> _Stated goal_: Each line below should be retyped exactly, with no pictures.

Items listed in a dataset:
● ● ● ●

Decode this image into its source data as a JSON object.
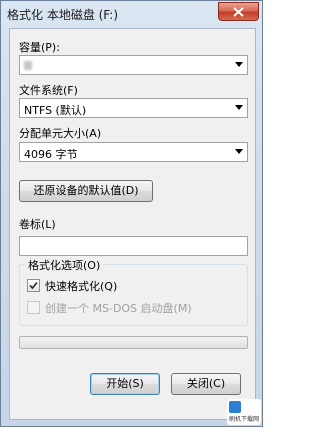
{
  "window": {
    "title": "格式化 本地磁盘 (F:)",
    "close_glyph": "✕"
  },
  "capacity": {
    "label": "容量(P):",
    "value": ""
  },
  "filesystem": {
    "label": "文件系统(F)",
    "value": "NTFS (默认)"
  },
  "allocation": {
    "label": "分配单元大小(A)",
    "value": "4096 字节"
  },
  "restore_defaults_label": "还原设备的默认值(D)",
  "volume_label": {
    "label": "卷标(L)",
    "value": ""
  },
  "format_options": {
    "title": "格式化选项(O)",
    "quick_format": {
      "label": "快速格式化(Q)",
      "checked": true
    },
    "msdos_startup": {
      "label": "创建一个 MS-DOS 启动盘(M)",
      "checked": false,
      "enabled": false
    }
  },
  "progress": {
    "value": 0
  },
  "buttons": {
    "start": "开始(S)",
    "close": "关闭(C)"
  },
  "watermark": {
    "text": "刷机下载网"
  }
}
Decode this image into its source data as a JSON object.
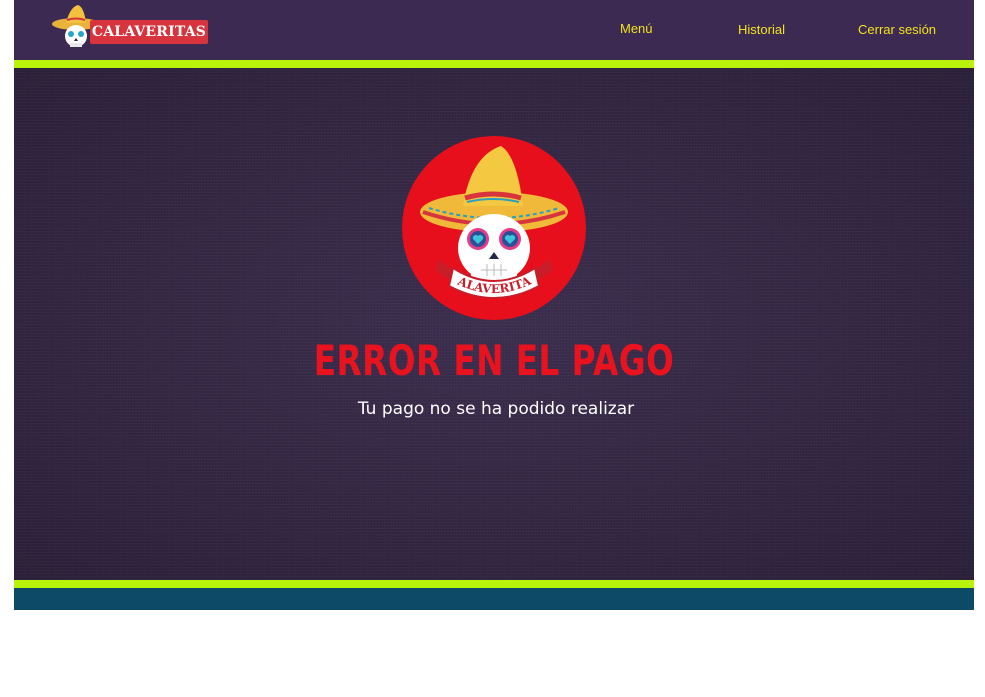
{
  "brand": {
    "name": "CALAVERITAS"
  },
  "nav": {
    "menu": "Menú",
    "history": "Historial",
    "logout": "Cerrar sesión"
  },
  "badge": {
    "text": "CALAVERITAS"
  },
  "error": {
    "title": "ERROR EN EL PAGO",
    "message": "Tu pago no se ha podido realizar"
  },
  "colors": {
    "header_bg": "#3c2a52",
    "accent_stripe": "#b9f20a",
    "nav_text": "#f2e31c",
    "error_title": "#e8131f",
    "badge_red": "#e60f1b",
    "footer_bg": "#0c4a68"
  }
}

● ● ● ●

> _Complete output_:
Decode this image into its source data as a JSON object.
{
  "window": {
    "title": "格式化 本地磁盘 (F:)",
    "close_glyph": "✕"
  },
  "capacity": {
    "label": "容量(P):",
    "value": ""
  },
  "filesystem": {
    "label": "文件系统(F)",
    "value": "NTFS (默认)"
  },
  "allocation": {
    "label": "分配单元大小(A)",
    "value": "4096 字节"
  },
  "restore_defaults_label": "还原设备的默认值(D)",
  "volume_label": {
    "label": "卷标(L)",
    "value": ""
  },
  "format_options": {
    "title": "格式化选项(O)",
    "quick_format": {
      "label": "快速格式化(Q)",
      "checked": true
    },
    "msdos_startup": {
      "label": "创建一个 MS-DOS 启动盘(M)",
      "checked": false,
      "enabled": false
    }
  },
  "progress": {
    "value": 0
  },
  "buttons": {
    "start": "开始(S)",
    "close": "关闭(C)"
  },
  "watermark": {
    "text": "刷机下载网"
  }
}
Decode this image into its source data as a JSON object.
{
  "brand": {
    "name": "CALAVERITAS"
  },
  "nav": {
    "menu": "Menú",
    "history": "Historial",
    "logout": "Cerrar sesión"
  },
  "badge": {
    "text": "CALAVERITAS"
  },
  "error": {
    "title": "ERROR EN EL PAGO",
    "message": "Tu pago no se ha podido realizar"
  },
  "colors": {
    "header_bg": "#3c2a52",
    "accent_stripe": "#b9f20a",
    "nav_text": "#f2e31c",
    "error_title": "#e8131f",
    "badge_red": "#e60f1b",
    "footer_bg": "#0c4a68"
  }
}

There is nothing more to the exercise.